╭─ Data supplied
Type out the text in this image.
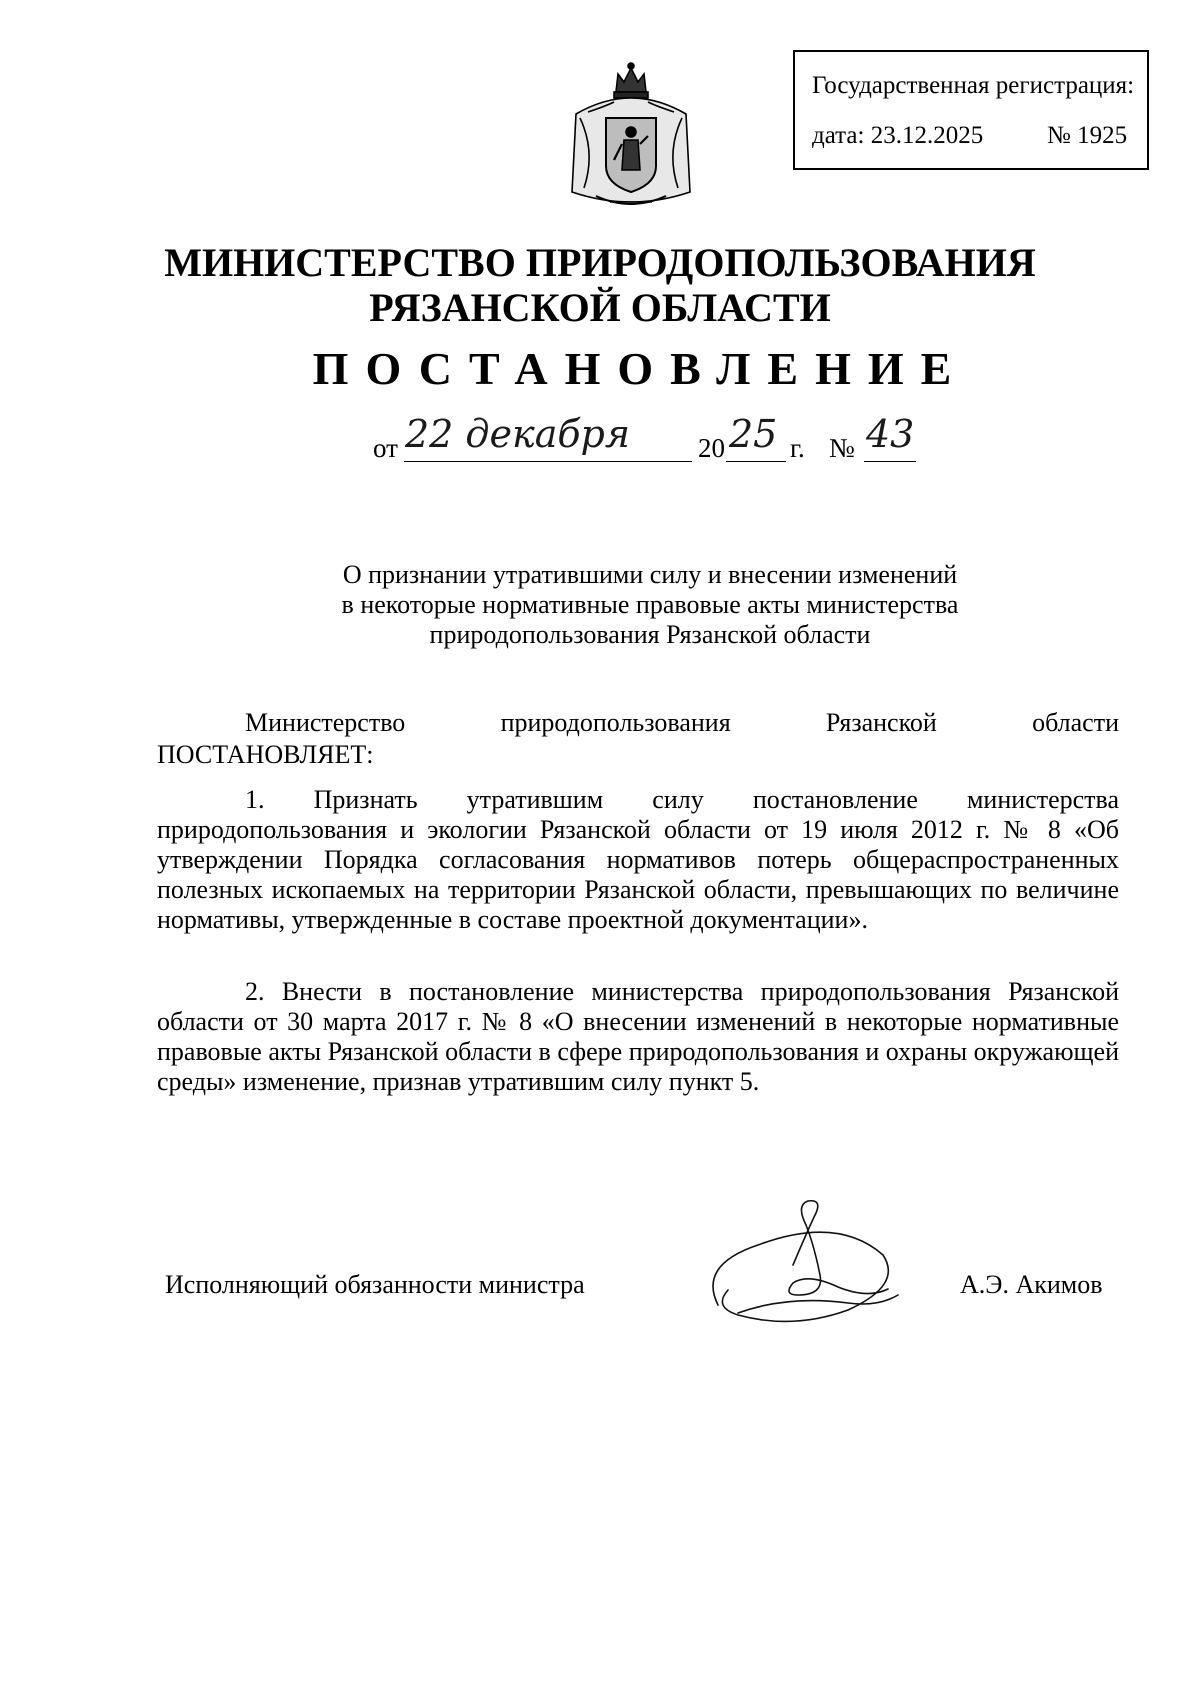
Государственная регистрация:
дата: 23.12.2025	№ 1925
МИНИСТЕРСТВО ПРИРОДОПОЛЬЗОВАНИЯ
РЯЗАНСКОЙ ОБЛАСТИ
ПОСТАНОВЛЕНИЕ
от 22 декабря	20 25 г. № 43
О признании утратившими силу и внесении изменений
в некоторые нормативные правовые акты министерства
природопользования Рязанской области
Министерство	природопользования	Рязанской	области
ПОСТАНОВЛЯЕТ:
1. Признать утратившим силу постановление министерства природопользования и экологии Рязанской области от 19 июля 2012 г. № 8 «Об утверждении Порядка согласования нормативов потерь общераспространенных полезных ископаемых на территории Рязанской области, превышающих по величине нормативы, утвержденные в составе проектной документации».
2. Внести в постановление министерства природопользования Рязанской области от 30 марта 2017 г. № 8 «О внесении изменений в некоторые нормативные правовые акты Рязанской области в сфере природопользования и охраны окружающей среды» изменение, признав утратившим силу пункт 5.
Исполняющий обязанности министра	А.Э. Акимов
╰─
## Task instructions
Which lines hold the word "правовые"? Show each one.

## Correct result
в некоторые нормативные правовые акты министерства
2. Внести в постановление министерства природопользования Рязанской области от 30 марта 2017 г. № 8 «О внесении изменений в некоторые нормативные правовые акты Рязанской области в сфере природопользования и охраны окружающей среды» изменение, признав утратившим силу пункт 5.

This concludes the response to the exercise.